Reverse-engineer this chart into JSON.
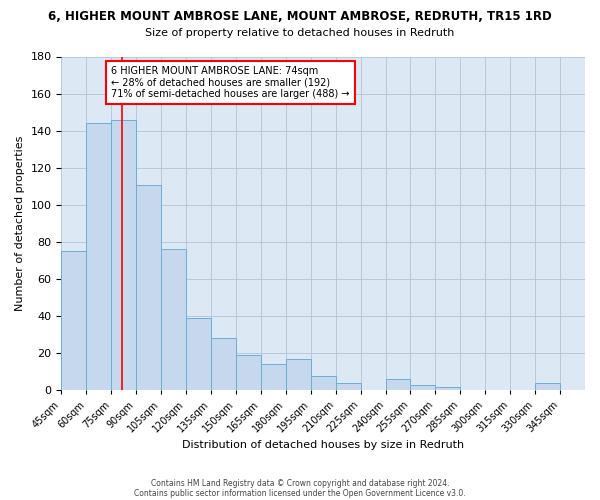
{
  "title": "6, HIGHER MOUNT AMBROSE LANE, MOUNT AMBROSE, REDRUTH, TR15 1RD",
  "subtitle": "Size of property relative to detached houses in Redruth",
  "xlabel": "Distribution of detached houses by size in Redruth",
  "ylabel": "Number of detached properties",
  "bar_labels": [
    "45sqm",
    "60sqm",
    "75sqm",
    "90sqm",
    "105sqm",
    "120sqm",
    "135sqm",
    "150sqm",
    "165sqm",
    "180sqm",
    "195sqm",
    "210sqm",
    "225sqm",
    "240sqm",
    "255sqm",
    "270sqm",
    "285sqm",
    "300sqm",
    "315sqm",
    "330sqm",
    "345sqm"
  ],
  "bar_values": [
    75,
    144,
    146,
    111,
    76,
    39,
    28,
    19,
    14,
    17,
    8,
    4,
    0,
    6,
    3,
    2,
    0,
    0,
    0,
    4,
    0
  ],
  "bar_color": "#c5d8ed",
  "bar_edge_color": "#6aaed6",
  "red_line_x": 74,
  "ylim": [
    0,
    180
  ],
  "yticks": [
    0,
    20,
    40,
    60,
    80,
    100,
    120,
    140,
    160,
    180
  ],
  "annotation_title": "6 HIGHER MOUNT AMBROSE LANE: 74sqm",
  "annotation_line1": "← 28% of detached houses are smaller (192)",
  "annotation_line2": "71% of semi-detached houses are larger (488) →",
  "footer_line1": "Contains HM Land Registry data © Crown copyright and database right 2024.",
  "footer_line2": "Contains public sector information licensed under the Open Government Licence v3.0.",
  "background_color": "#ffffff",
  "plot_bg_color": "#dce9f5",
  "grid_color": "#b0c4d8"
}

_Goal_: Every line should be retyped exactly, with the pictures omitted.

_Final result_:
Reverse-engineer this chart into JSON.
{
  "title": "6, HIGHER MOUNT AMBROSE LANE, MOUNT AMBROSE, REDRUTH, TR15 1RD",
  "subtitle": "Size of property relative to detached houses in Redruth",
  "xlabel": "Distribution of detached houses by size in Redruth",
  "ylabel": "Number of detached properties",
  "bar_labels": [
    "45sqm",
    "60sqm",
    "75sqm",
    "90sqm",
    "105sqm",
    "120sqm",
    "135sqm",
    "150sqm",
    "165sqm",
    "180sqm",
    "195sqm",
    "210sqm",
    "225sqm",
    "240sqm",
    "255sqm",
    "270sqm",
    "285sqm",
    "300sqm",
    "315sqm",
    "330sqm",
    "345sqm"
  ],
  "bar_values": [
    75,
    144,
    146,
    111,
    76,
    39,
    28,
    19,
    14,
    17,
    8,
    4,
    0,
    6,
    3,
    2,
    0,
    0,
    0,
    4,
    0
  ],
  "bar_color": "#c5d8ed",
  "bar_edge_color": "#6aaed6",
  "red_line_x": 74,
  "ylim": [
    0,
    180
  ],
  "yticks": [
    0,
    20,
    40,
    60,
    80,
    100,
    120,
    140,
    160,
    180
  ],
  "annotation_title": "6 HIGHER MOUNT AMBROSE LANE: 74sqm",
  "annotation_line1": "← 28% of detached houses are smaller (192)",
  "annotation_line2": "71% of semi-detached houses are larger (488) →",
  "footer_line1": "Contains HM Land Registry data © Crown copyright and database right 2024.",
  "footer_line2": "Contains public sector information licensed under the Open Government Licence v3.0.",
  "background_color": "#ffffff",
  "plot_bg_color": "#dce9f5",
  "grid_color": "#b0c4d8"
}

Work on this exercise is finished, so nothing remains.